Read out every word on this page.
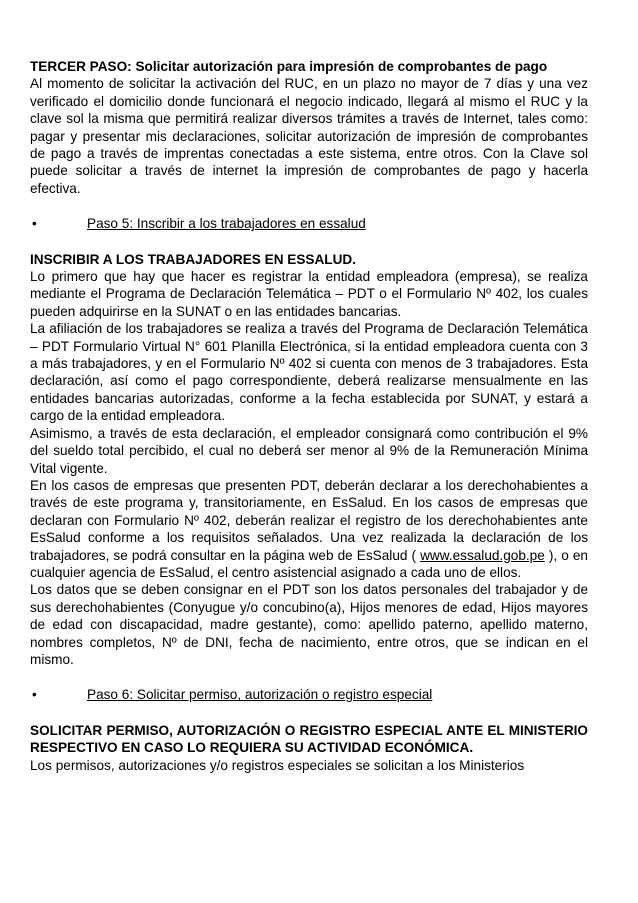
TERCER PASO: Solicitar autorización para impresión de comprobantes de pago

Al momento de solicitar la activación del RUC, en un plazo no mayor de 7 días y una vez verificado el domicilio donde funcionará el negocio indicado, llegará al mismo el RUC y la clave sol la misma que permitirá realizar diversos trámites a través de Internet, tales como: pagar y presentar mis declaraciones, solicitar autorización de impresión de comprobantes de pago a través de imprentas conectadas a este sistema, entre otros. Con la Clave sol puede solicitar a través de internet la impresión de comprobantes de pago y hacerla efectiva.

•	Paso 5: Inscribir a los trabajadores en essalud

INSCRIBIR A LOS TRABAJADORES EN ESSALUD.

Lo primero que hay que hacer es registrar la entidad empleadora (empresa), se realiza mediante el Programa de Declaración Telemática – PDT o el Formulario Nº 402, los cuales pueden adquirirse en la SUNAT o en las entidades bancarias.

La afiliación de los trabajadores se realiza a través del Programa de Declaración Telemática – PDT Formulario Virtual N° 601 Planilla Electrónica, si la entidad empleadora cuenta con 3 a más trabajadores, y en el Formulario Nº 402 si cuenta con menos de 3 trabajadores. Esta declaración, así como el pago correspondiente, deberá realizarse mensualmente en las entidades bancarias autorizadas, conforme a la fecha establecida por SUNAT, y estará a cargo de la entidad empleadora.

Asimismo, a través de esta declaración, el empleador consignará como contribución el 9% del sueldo total percibido, el cual no deberá ser menor al 9% de la Remuneración Mínima Vital vigente.

En los casos de empresas que presenten PDT, deberán declarar a los derechohabientes a través de este programa y, transitoriamente, en EsSalud. En los casos de empresas que declaran con Formulario Nº 402, deberán realizar el registro de los derechohabientes ante EsSalud conforme a los requisitos señalados. Una vez realizada la declaración de los trabajadores, se podrá consultar en la página web de EsSalud ( www.essalud.gob.pe ), o en cualquier agencia de EsSalud, el centro asistencial asignado a cada uno de ellos.

Los datos que se deben consignar en el PDT son los datos personales del trabajador y de sus derechohabientes (Conyugue y/o concubino(a), Hijos menores de edad, Hijos mayores de edad con discapacidad, madre gestante), como: apellido paterno, apellido materno, nombres completos, Nº de DNI, fecha de nacimiento, entre otros, que se indican en el mismo.

•	Paso 6: Solicitar permiso, autorización o registro especial

SOLICITAR PERMISO, AUTORIZACIÓN O REGISTRO ESPECIAL ANTE EL MINISTERIO RESPECTIVO EN CASO LO REQUIERA SU ACTIVIDAD ECONÓMICA.

Los permisos, autorizaciones y/o registros especiales se solicitan a los Ministerios
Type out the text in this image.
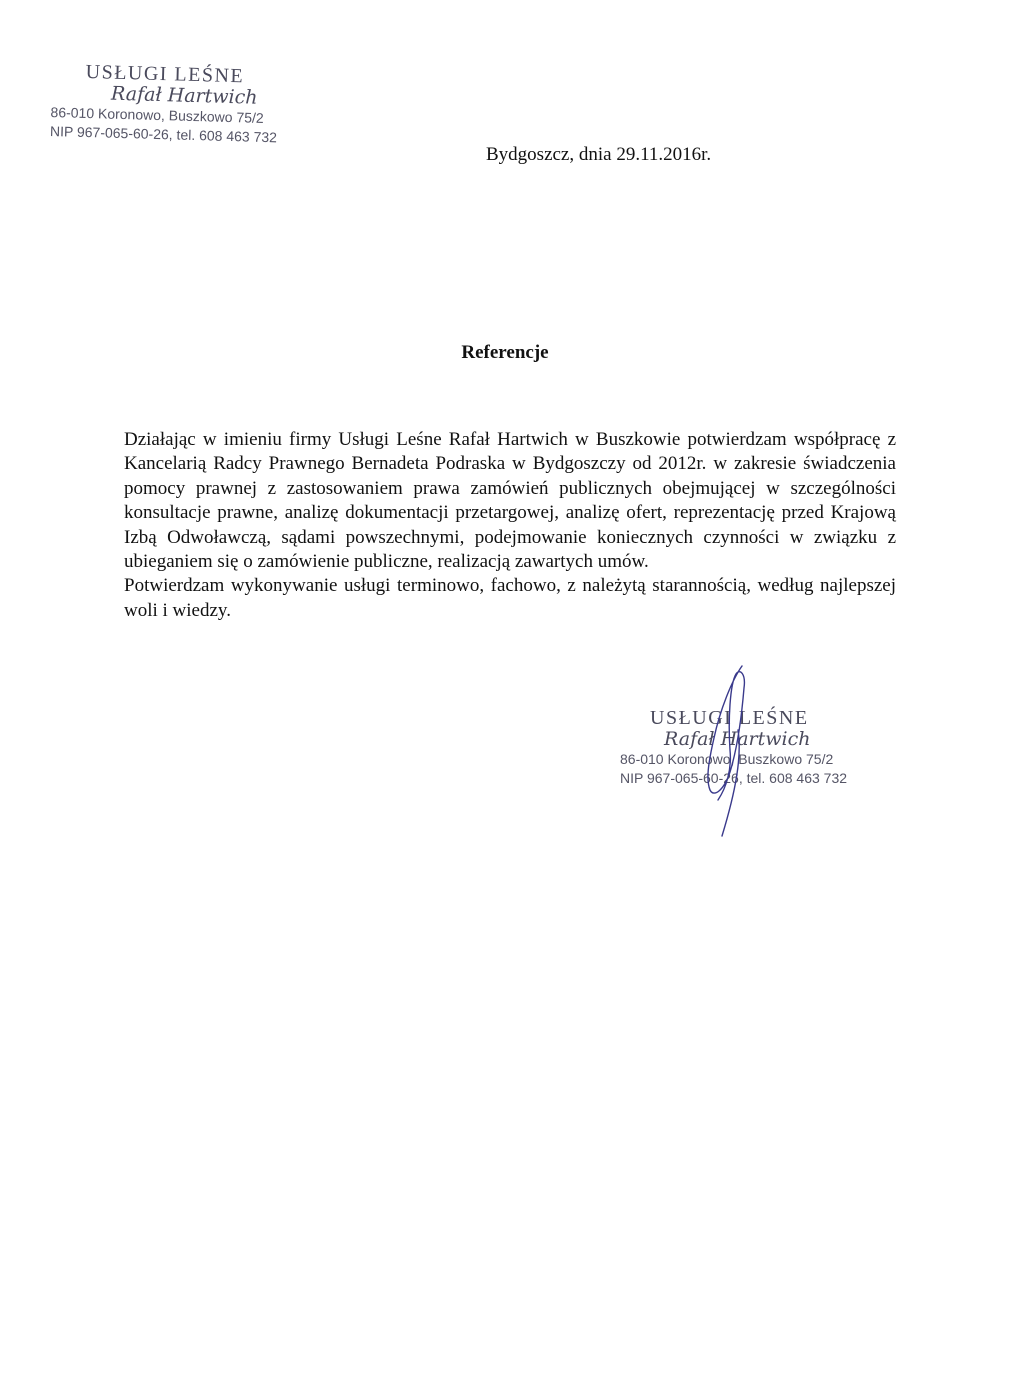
USŁUGI LEŚNE
Rafał Hartwich
86-010 Koronowo, Buszkowo 75/2
NIP 967-065-60-26, tel. 608 463 732
Bydgoszcz, dnia 29.11.2016r.
Referencje

Działając w imieniu firmy Usługi Leśne Rafał Hartwich w Buszkowie potwierdzam współpracę z Kancelarią Radcy Prawnego Bernadeta Podraska w Bydgoszczy od 2012r. w zakresie świadczenia pomocy prawnej z zastosowaniem prawa zamówień publicznych obejmującej w szczególności konsultacje prawne, analizę dokumentacji przetargowej, analizę ofert, reprezentację przed Krajową Izbą Odwoławczą, sądami powszechnymi, podejmowanie koniecznych czynności w związku z ubieganiem się o zamówienie publiczne, realizacją zawartych umów.

Potwierdzam wykonywanie usługi terminowo, fachowo, z należytą starannością, według najlepszej woli i wiedzy.

USŁUGI LEŚNE
Rafał Hartwich
86-010 Koronowo, Buszkowo 75/2
NIP 967-065-60-26, tel. 608 463 732
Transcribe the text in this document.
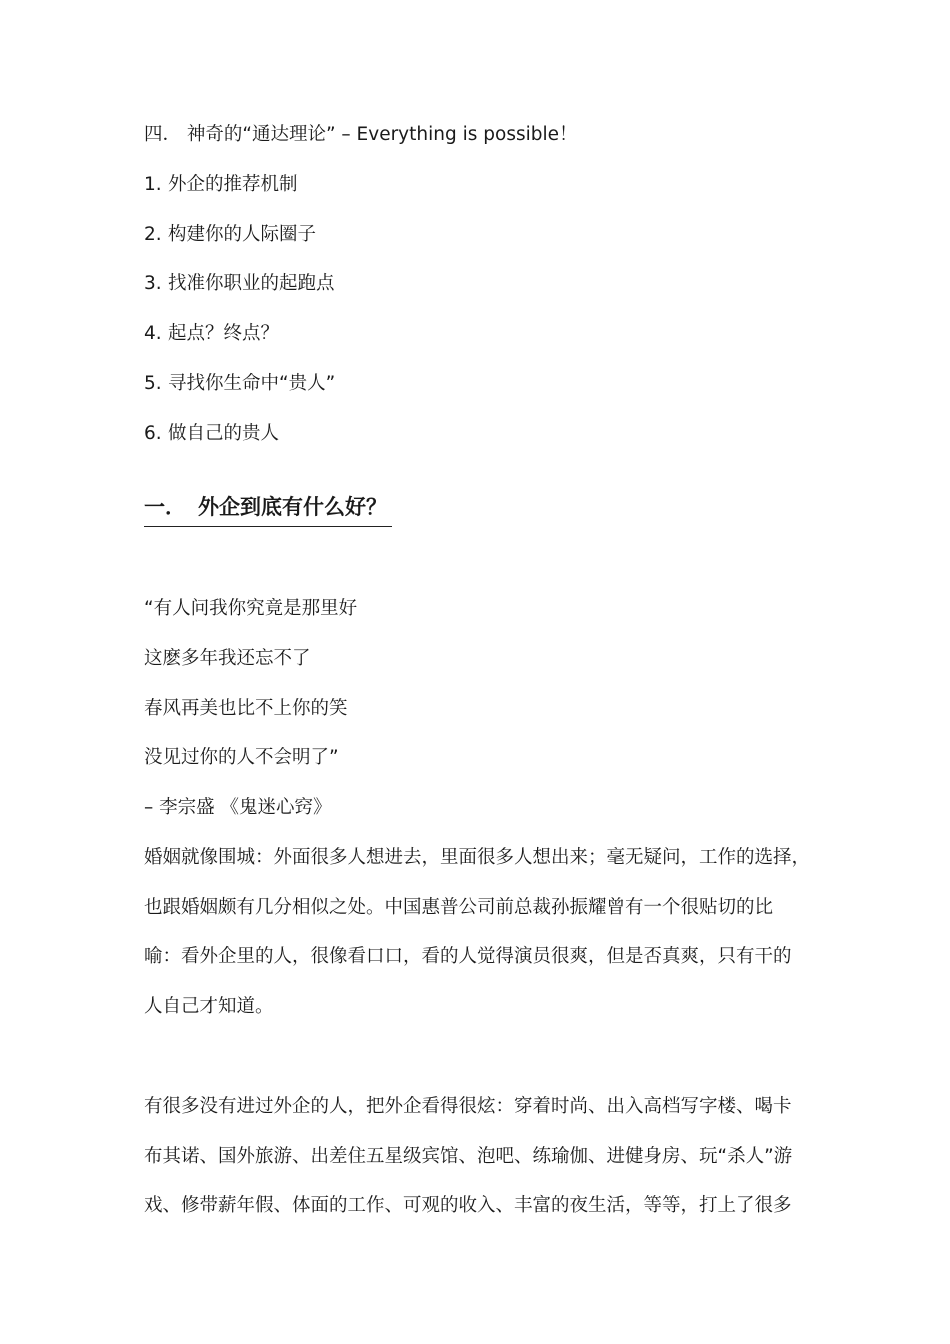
四． 神奇的“通达理论” – Everything is possible！
1. 外企的推荐机制
2. 构建你的人际圈子
3. 找准你职业的起跑点
4. 起点？终点？
5. 寻找你生命中“贵人”
6. 做自己的贵人
一． 外企到底有什么好？
“有人问我你究竟是那里好
这麽多年我还忘不了
春风再美也比不上你的笑
没见过你的人不会明了”
– 李宗盛 《鬼迷心窍》
婚姻就像围城：外面很多人想进去，里面很多人想出来；毫无疑问，工作的选择，
也跟婚姻颇有几分相似之处。中国惠普公司前总裁孙振耀曾有一个很贴切的比
喻：看外企里的人，很像看口口，看的人觉得演员很爽，但是否真爽，只有干的
人自己才知道。
有很多没有进过外企的人，把外企看得很炫：穿着时尚、出入高档写字楼、喝卡
布其诺、国外旅游、出差住五星级宾馆、泡吧、练瑜伽、进健身房、玩“杀人”游
戏、修带薪年假、体面的工作、可观的收入、丰富的夜生活，等等，打上了很多
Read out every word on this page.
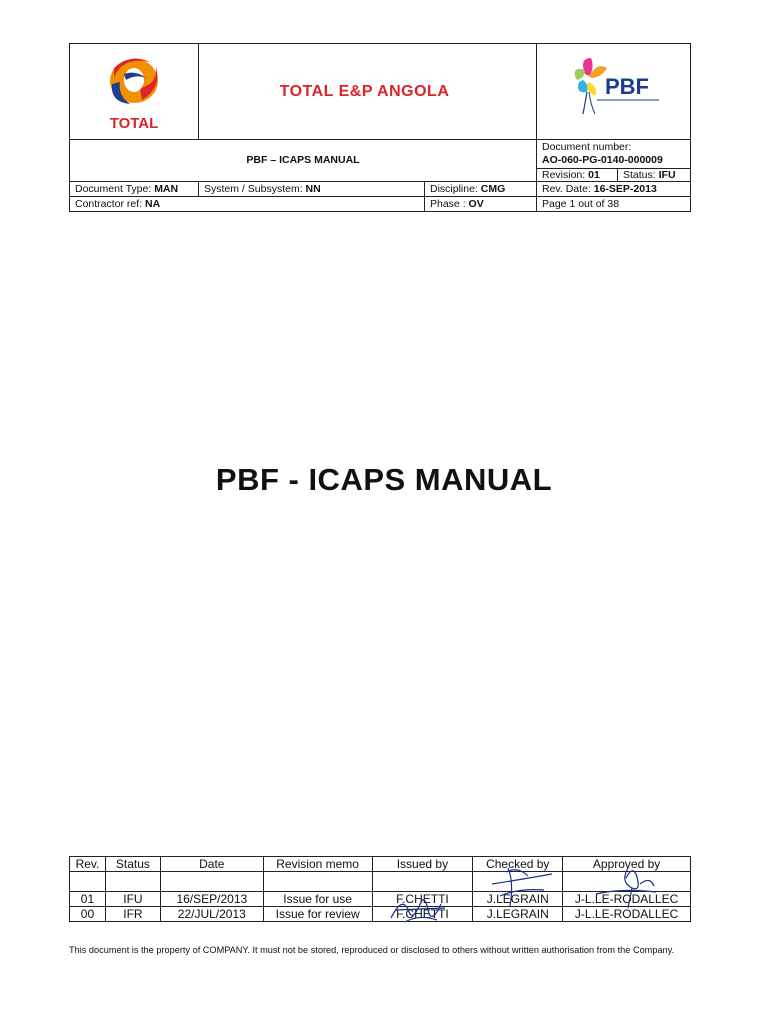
TOTAL
TOTAL E&P ANGOLA	PBF
PBF – ICAPS MANUAL
Document number:
AO-060-PG-0140-000009
Revision: 01	Status: IFU
Document Type: MAN	System / Subsystem: NN	Discipline: CMG	Rev. Date: 16-SEP-2013
Contractor ref: NA	Phase : OV	Page 1 out of 38
PBF - ICAPS MANUAL
Rev.	Status	Date	Revision memo	Issued by	Checked by	Approved by

01	IFU	16/SEP/2013	Issue for use	F.CHETTI	J.LEGRAIN	J-L.LE-RODALLEC
00	IFR	22/JUL/2013	Issue for review	F.CHETTI	J.LEGRAIN	J-L.LE-RODALLEC
This document is the property of COMPANY. It must not be stored, reproduced or disclosed to others without written authorisation from the Company.
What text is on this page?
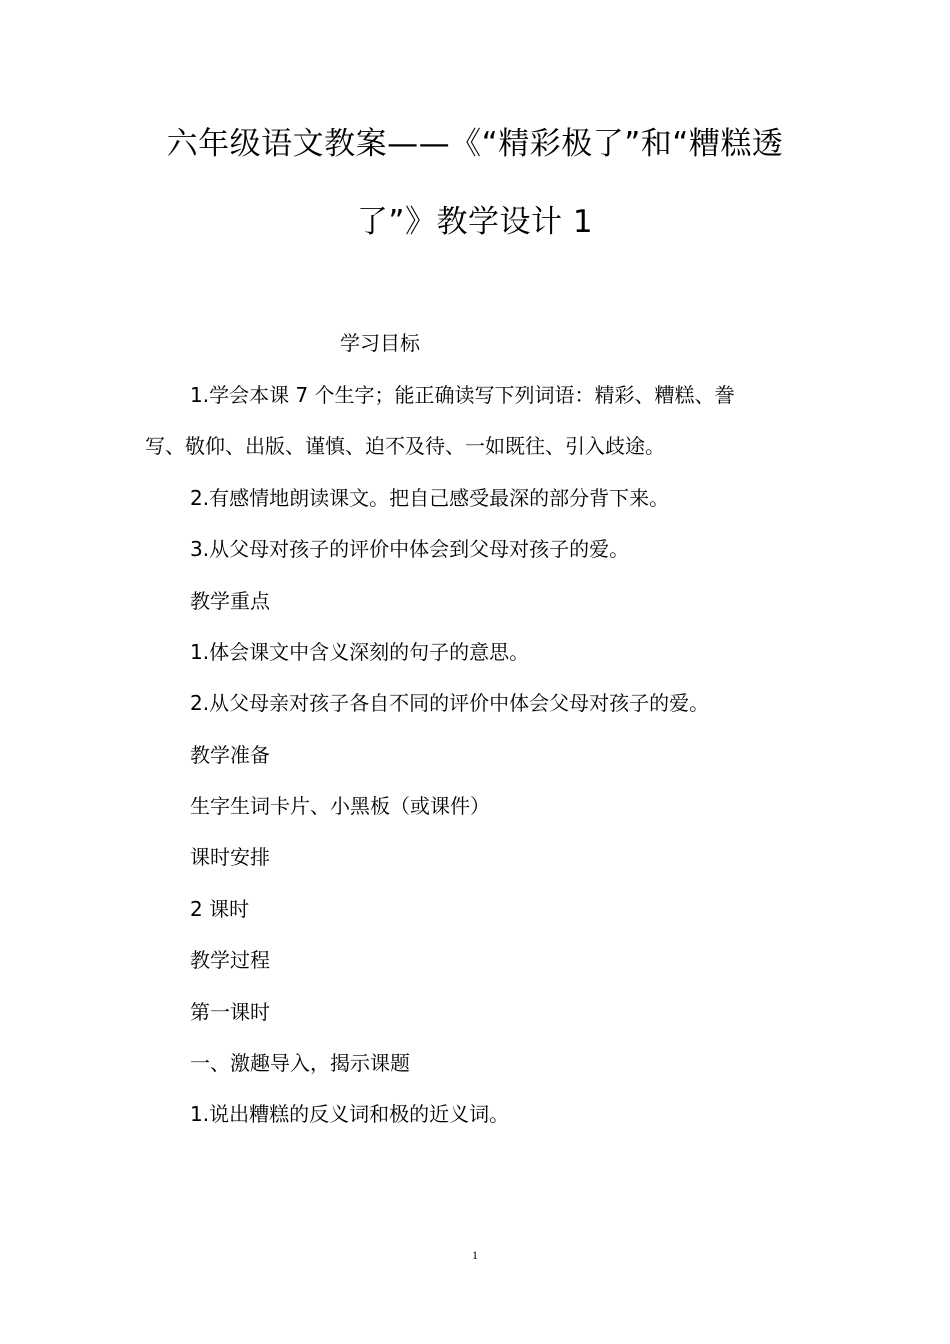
六年级语文教案——《“精彩极了”和“糟糕透
了”》教学设计 1
学习目标
1.学会本课 7 个生字；能正确读写下列词语：精彩、糟糕、誊
写、敬仰、出版、谨慎、迫不及待、一如既往、引入歧途。
2.有感情地朗读课文。把自己感受最深的部分背下来。
3.从父母对孩子的评价中体会到父母对孩子的爱。
教学重点
1.体会课文中含义深刻的句子的意思。
2.从父母亲对孩子各自不同的评价中体会父母对孩子的爱。
教学准备
生字生词卡片、小黑板（或课件）
课时安排
2 课时
教学过程
第一课时
一、激趣导入，揭示课题
1.说出糟糕的反义词和极的近义词。
1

☆ ☆ ☆

_Work to be completed:_ Look over the listing. Pull out every line with the string "otros" in it.

_Result below:_
Al momento de solicitar la activación del RUC, en un plazo no mayor de 7 días y una vez verificado el domicilio donde funcionará el negocio indicado, llegará al mismo el RUC y la clave sol la misma que permitirá realizar diversos trámites a través de Internet, tales como: pagar y presentar mis declaraciones, solicitar autorización de impresión de comprobantes de pago a través de imprentas conectadas a este sistema, entre otros. Con la Clave sol puede solicitar a través de internet la impresión de comprobantes de pago y hacerla efectiva.
Los datos que se deben consignar en el PDT son los datos personales del trabajador y de sus derechohabientes (Conyugue y/o concubino(a), Hijos menores de edad, Hijos mayores de edad con discapacidad, madre gestante), como: apellido paterno, apellido materno, nombres completos, Nº de DNI, fecha de nacimiento, entre otros, que se indican en el mismo.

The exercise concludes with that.